Quote the whole listing exactly. Leave the pictures out of your copy.

-- start --

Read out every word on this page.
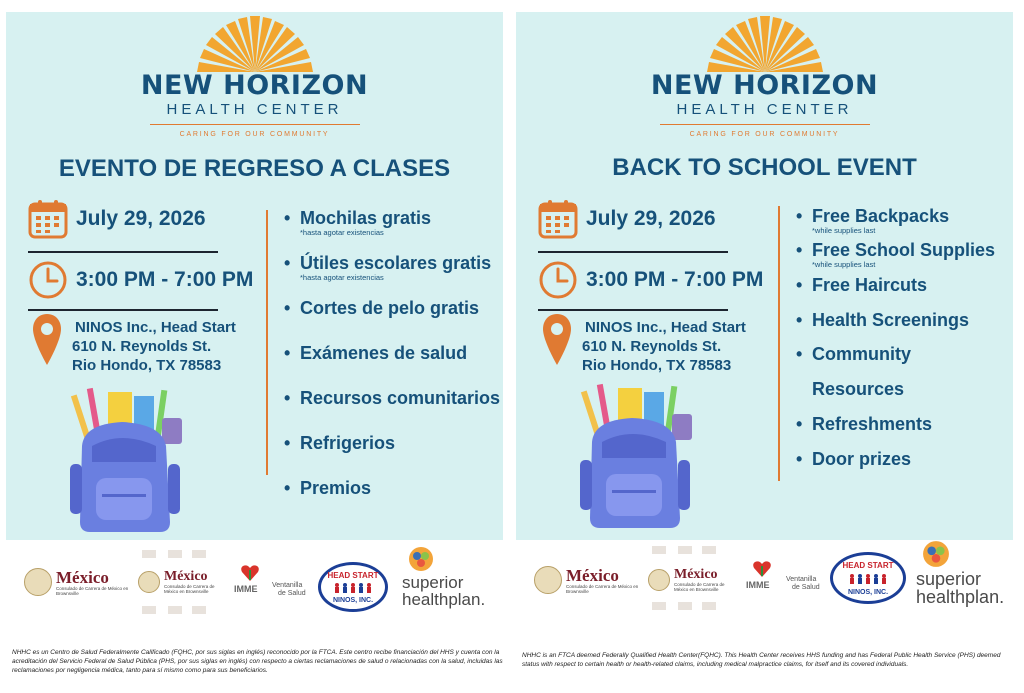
NEW HORIZON
HEALTH CENTER
CARING FOR OUR COMMUNITY
EVENTO DE REGRESO A CLASES
July 29, 2026
3:00 PM - 7:00 PM
NINOS Inc., Head Start
610 N. Reynolds St.
Rio Hondo, TX 78583
• Mochilas gratis
*hasta agotar existencias
• Útiles escolares gratis
*hasta agotar existencias
• Cortes de pelo gratis
• Exámenes de salud
• Recursos comunitarios
• Refrigerios
• Premios
NEW HORIZON
HEALTH CENTER
CARING FOR OUR COMMUNITY
BACK TO SCHOOL EVENT
July 29, 2026
3:00 PM - 7:00 PM
NINOS Inc., Head Start
610 N. Reynolds St.
Rio Hondo, TX 78583
• Free Backpacks
*while supplies last
• Free School Supplies
*while supplies last
• Free Haircuts
• Health Screenings
• Community
Resources
• Refreshments
• Door prizes
México
Consulado de Carrera de México en Brownsville
México
Consulado de Carrera de México en Brownsville	IMME Ventanilla
de Salud
HEAD START
NINOS, INC.
superior
healthplan.
México
Consulado de Carrera de México en Brownsville
México
Consulado de Carrera de México en Brownsville	IMME
Ventanilla
de Salud
HEAD START
NINOS, INC.
superior
healthplan.
NHHC es un Centro de Salud Federalmente Calificado (FQHC, por sus siglas en inglés) reconocido por la FTCA. Este centro recibe financiación del HHS y cuenta con la acreditación del Servicio Federal de Salud Pública (PHS, por sus siglas en inglés) con respecto a ciertas reclamaciones de salud o relacionadas con la salud, incluidas las reclamaciones por negligencia médica, tanto para sí mismo como para sus beneficiarios.
NHHC is an FTCA deemed Federally Qualified Health Center(FQHC). This Health Center receives HHS funding and has Federal Public Health Service (PHS) deemed status with respect to certain health or health-related claims, including medical malpractice claims, for itself and its covered individuals.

-- end --

SOLUTION FOR THIS TASK:
Read out every word on this page.
NEW HORIZON
HEALTH CENTER
CARING FOR OUR COMMUNITY
EVENTO DE REGRESO A CLASES
July 29, 2026
3:00 PM - 7:00 PM
NINOS Inc., Head Start
610 N. Reynolds St.
Rio Hondo, TX 78583
• Mochilas gratis
*hasta agotar existencias
• Útiles escolares gratis
*hasta agotar existencias
• Cortes de pelo gratis
• Exámenes de salud
• Recursos comunitarios
• Refrigerios
• Premios
NEW HORIZON
HEALTH CENTER
CARING FOR OUR COMMUNITY
BACK TO SCHOOL EVENT
July 29, 2026
3:00 PM - 7:00 PM
NINOS Inc., Head Start
610 N. Reynolds St.
Rio Hondo, TX 78583
• Free Backpacks
*while supplies last
• Free School Supplies
*while supplies last
• Free Haircuts
• Health Screenings
• Community
Resources
• Refreshments
• Door prizes
México
Consulado de Carrera de México en Brownsville
México
Consulado de Carrera de México en Brownsville	IMME Ventanilla
de Salud
HEAD START
NINOS, INC.
superior
healthplan.
México
Consulado de Carrera de México en Brownsville
México
Consulado de Carrera de México en Brownsville	IMME
Ventanilla
de Salud
HEAD START
NINOS, INC.
superior
healthplan.
NHHC es un Centro de Salud Federalmente Calificado (FQHC, por sus siglas en inglés) reconocido por la FTCA. Este centro recibe financiación del HHS y cuenta con la acreditación del Servicio Federal de Salud Pública (PHS, por sus siglas en inglés) con respecto a ciertas reclamaciones de salud o relacionadas con la salud, incluidas las reclamaciones por negligencia médica, tanto para sí mismo como para sus beneficiarios.
NHHC is an FTCA deemed Federally Qualified Health Center(FQHC). This Health Center receives HHS funding and has Federal Public Health Service (PHS) deemed status with respect to certain health or health-related claims, including medical malpractice claims, for itself and its covered individuals.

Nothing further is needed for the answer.